__Work to be completed__: Exactly reproduce each entry, leaving out nothing.

(Data entries)
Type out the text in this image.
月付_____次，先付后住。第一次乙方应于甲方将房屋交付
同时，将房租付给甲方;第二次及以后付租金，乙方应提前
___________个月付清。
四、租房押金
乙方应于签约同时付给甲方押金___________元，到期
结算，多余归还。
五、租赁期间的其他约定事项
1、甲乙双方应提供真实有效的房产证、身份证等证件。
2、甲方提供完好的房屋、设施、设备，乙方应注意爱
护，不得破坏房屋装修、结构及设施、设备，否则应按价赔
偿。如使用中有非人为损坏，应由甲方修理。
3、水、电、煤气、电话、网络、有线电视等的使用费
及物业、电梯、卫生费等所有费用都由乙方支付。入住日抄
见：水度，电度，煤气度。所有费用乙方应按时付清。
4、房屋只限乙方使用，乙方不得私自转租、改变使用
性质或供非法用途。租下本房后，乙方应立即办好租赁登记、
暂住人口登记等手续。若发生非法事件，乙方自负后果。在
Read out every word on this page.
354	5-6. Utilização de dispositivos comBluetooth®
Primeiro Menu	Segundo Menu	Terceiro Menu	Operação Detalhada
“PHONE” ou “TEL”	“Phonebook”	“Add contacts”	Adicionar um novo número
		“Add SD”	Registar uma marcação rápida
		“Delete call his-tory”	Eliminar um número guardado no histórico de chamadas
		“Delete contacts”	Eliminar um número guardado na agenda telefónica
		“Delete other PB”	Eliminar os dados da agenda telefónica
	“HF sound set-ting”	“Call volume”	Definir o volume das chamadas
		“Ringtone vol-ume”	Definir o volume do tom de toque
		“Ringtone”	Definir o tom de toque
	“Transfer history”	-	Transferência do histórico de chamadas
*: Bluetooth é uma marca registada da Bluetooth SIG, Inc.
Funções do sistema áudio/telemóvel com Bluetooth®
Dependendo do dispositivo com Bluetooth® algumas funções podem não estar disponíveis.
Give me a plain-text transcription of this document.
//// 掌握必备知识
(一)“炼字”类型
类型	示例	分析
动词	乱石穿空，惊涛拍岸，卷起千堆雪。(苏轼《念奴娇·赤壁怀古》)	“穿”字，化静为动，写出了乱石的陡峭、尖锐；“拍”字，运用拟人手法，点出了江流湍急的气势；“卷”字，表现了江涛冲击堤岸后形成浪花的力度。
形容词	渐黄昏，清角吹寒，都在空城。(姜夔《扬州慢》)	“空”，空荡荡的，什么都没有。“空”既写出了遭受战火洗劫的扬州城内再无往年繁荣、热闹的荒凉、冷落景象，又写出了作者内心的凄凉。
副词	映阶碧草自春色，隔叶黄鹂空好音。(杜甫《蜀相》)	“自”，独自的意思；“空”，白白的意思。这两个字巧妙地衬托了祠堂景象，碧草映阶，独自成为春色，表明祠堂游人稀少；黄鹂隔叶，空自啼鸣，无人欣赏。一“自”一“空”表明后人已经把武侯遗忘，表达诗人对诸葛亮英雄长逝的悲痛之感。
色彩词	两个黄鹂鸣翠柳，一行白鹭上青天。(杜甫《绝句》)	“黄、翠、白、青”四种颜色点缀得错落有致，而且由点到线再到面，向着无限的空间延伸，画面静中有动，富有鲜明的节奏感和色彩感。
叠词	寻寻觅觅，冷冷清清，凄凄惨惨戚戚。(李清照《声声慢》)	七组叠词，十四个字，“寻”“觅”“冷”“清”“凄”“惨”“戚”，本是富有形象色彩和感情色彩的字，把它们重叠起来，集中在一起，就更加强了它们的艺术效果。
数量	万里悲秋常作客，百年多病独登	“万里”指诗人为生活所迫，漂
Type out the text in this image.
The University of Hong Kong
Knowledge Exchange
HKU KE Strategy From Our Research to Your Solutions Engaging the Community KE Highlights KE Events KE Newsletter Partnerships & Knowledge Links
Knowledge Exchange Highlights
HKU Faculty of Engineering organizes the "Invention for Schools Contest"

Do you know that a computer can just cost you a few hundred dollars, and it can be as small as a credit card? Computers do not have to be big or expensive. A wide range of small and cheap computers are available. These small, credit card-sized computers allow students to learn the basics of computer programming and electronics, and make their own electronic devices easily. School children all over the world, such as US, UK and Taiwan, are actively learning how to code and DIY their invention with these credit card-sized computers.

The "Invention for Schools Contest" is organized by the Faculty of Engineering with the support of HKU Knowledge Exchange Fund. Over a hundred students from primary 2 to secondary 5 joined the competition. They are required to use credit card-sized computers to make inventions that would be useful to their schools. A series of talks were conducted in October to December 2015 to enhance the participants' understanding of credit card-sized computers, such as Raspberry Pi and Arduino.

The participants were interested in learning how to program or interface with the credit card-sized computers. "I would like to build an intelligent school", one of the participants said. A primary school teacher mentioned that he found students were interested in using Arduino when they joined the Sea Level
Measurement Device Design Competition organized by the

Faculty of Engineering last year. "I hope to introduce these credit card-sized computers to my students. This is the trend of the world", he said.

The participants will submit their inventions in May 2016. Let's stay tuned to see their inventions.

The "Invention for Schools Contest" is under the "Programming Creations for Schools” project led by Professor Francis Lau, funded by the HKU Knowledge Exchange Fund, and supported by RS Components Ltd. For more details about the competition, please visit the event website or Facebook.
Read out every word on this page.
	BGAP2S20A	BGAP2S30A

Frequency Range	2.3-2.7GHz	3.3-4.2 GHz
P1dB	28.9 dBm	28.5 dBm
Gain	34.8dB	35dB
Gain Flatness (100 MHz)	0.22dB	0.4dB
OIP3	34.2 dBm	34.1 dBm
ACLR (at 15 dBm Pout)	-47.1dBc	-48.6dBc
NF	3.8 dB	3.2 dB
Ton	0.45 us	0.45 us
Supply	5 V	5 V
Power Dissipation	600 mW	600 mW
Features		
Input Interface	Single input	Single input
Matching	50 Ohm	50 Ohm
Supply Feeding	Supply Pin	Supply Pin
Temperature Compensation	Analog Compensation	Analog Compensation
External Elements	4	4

__Finished exercise__:
Type out the text in this image.
月付_____次，先付后住。第一次乙方应于甲方将房屋交付
同时，将房租付给甲方;第二次及以后付租金，乙方应提前
___________个月付清。
四、租房押金
乙方应于签约同时付给甲方押金___________元，到期
结算，多余归还。
五、租赁期间的其他约定事项
1、甲乙双方应提供真实有效的房产证、身份证等证件。
2、甲方提供完好的房屋、设施、设备，乙方应注意爱
护，不得破坏房屋装修、结构及设施、设备，否则应按价赔
偿。如使用中有非人为损坏，应由甲方修理。
3、水、电、煤气、电话、网络、有线电视等的使用费
及物业、电梯、卫生费等所有费用都由乙方支付。入住日抄
见：水度，电度，煤气度。所有费用乙方应按时付清。
4、房屋只限乙方使用，乙方不得私自转租、改变使用
性质或供非法用途。租下本房后，乙方应立即办好租赁登记、
暂住人口登记等手续。若发生非法事件，乙方自负后果。在
Read out every word on this page.
354	5-6. Utilização de dispositivos comBluetooth®
Primeiro Menu	Segundo Menu	Terceiro Menu	Operação Detalhada
“PHONE” ou “TEL”	“Phonebook”	“Add contacts”	Adicionar um novo número
		“Add SD”	Registar uma marcação rápida
		“Delete call his-tory”	Eliminar um número guardado no histórico de chamadas
		“Delete contacts”	Eliminar um número guardado na agenda telefónica
		“Delete other PB”	Eliminar os dados da agenda telefónica
	“HF sound set-ting”	“Call volume”	Definir o volume das chamadas
		“Ringtone vol-ume”	Definir o volume do tom de toque
		“Ringtone”	Definir o tom de toque
	“Transfer history”	-	Transferência do histórico de chamadas
*: Bluetooth é uma marca registada da Bluetooth SIG, Inc.
Funções do sistema áudio/telemóvel com Bluetooth®
Dependendo do dispositivo com Bluetooth® algumas funções podem não estar disponíveis.
Give me a plain-text transcription of this document.
//// 掌握必备知识
(一)“炼字”类型
类型	示例	分析
动词	乱石穿空，惊涛拍岸，卷起千堆雪。(苏轼《念奴娇·赤壁怀古》)	“穿”字，化静为动，写出了乱石的陡峭、尖锐；“拍”字，运用拟人手法，点出了江流湍急的气势；“卷”字，表现了江涛冲击堤岸后形成浪花的力度。
形容词	渐黄昏，清角吹寒，都在空城。(姜夔《扬州慢》)	“空”，空荡荡的，什么都没有。“空”既写出了遭受战火洗劫的扬州城内再无往年繁荣、热闹的荒凉、冷落景象，又写出了作者内心的凄凉。
副词	映阶碧草自春色，隔叶黄鹂空好音。(杜甫《蜀相》)	“自”，独自的意思；“空”，白白的意思。这两个字巧妙地衬托了祠堂景象，碧草映阶，独自成为春色，表明祠堂游人稀少；黄鹂隔叶，空自啼鸣，无人欣赏。一“自”一“空”表明后人已经把武侯遗忘，表达诗人对诸葛亮英雄长逝的悲痛之感。
色彩词	两个黄鹂鸣翠柳，一行白鹭上青天。(杜甫《绝句》)	“黄、翠、白、青”四种颜色点缀得错落有致，而且由点到线再到面，向着无限的空间延伸，画面静中有动，富有鲜明的节奏感和色彩感。
叠词	寻寻觅觅，冷冷清清，凄凄惨惨戚戚。(李清照《声声慢》)	七组叠词，十四个字，“寻”“觅”“冷”“清”“凄”“惨”“戚”，本是富有形象色彩和感情色彩的字，把它们重叠起来，集中在一起，就更加强了它们的艺术效果。
数量	万里悲秋常作客，百年多病独登	“万里”指诗人为生活所迫，漂
Type out the text in this image.
The University of Hong Kong
Knowledge Exchange
HKU KE Strategy From Our Research to Your Solutions Engaging the Community KE Highlights KE Events KE Newsletter Partnerships & Knowledge Links
Knowledge Exchange Highlights
HKU Faculty of Engineering organizes the "Invention for Schools Contest"

Do you know that a computer can just cost you a few hundred dollars, and it can be as small as a credit card? Computers do not have to be big or expensive. A wide range of small and cheap computers are available. These small, credit card-sized computers allow students to learn the basics of computer programming and electronics, and make their own electronic devices easily. School children all over the world, such as US, UK and Taiwan, are actively learning how to code and DIY their invention with these credit card-sized computers.

The "Invention for Schools Contest" is organized by the Faculty of Engineering with the support of HKU Knowledge Exchange Fund. Over a hundred students from primary 2 to secondary 5 joined the competition. They are required to use credit card-sized computers to make inventions that would be useful to their schools. A series of talks were conducted in October to December 2015 to enhance the participants' understanding of credit card-sized computers, such as Raspberry Pi and Arduino.

The participants were interested in learning how to program or interface with the credit card-sized computers. "I would like to build an intelligent school", one of the participants said. A primary school teacher mentioned that he found students were interested in using Arduino when they joined the Sea Level
Measurement Device Design Competition organized by the

Faculty of Engineering last year. "I hope to introduce these credit card-sized computers to my students. This is the trend of the world", he said.

The participants will submit their inventions in May 2016. Let's stay tuned to see their inventions.

The "Invention for Schools Contest" is under the "Programming Creations for Schools” project led by Professor Francis Lau, funded by the HKU Knowledge Exchange Fund, and supported by RS Components Ltd. For more details about the competition, please visit the event website or Facebook.
Read out every word on this page.
	BGAP2S20A	BGAP2S30A

Frequency Range	2.3-2.7GHz	3.3-4.2 GHz
P1dB	28.9 dBm	28.5 dBm
Gain	34.8dB	35dB
Gain Flatness (100 MHz)	0.22dB	0.4dB
OIP3	34.2 dBm	34.1 dBm
ACLR (at 15 dBm Pout)	-47.1dBc	-48.6dBc
NF	3.8 dB	3.2 dB
Ton	0.45 us	0.45 us
Supply	5 V	5 V
Power Dissipation	600 mW	600 mW
Features		
Input Interface	Single input	Single input
Matching	50 Ohm	50 Ohm
Supply Feeding	Supply Pin	Supply Pin
Temperature Compensation	Analog Compensation	Analog Compensation
External Elements	4	4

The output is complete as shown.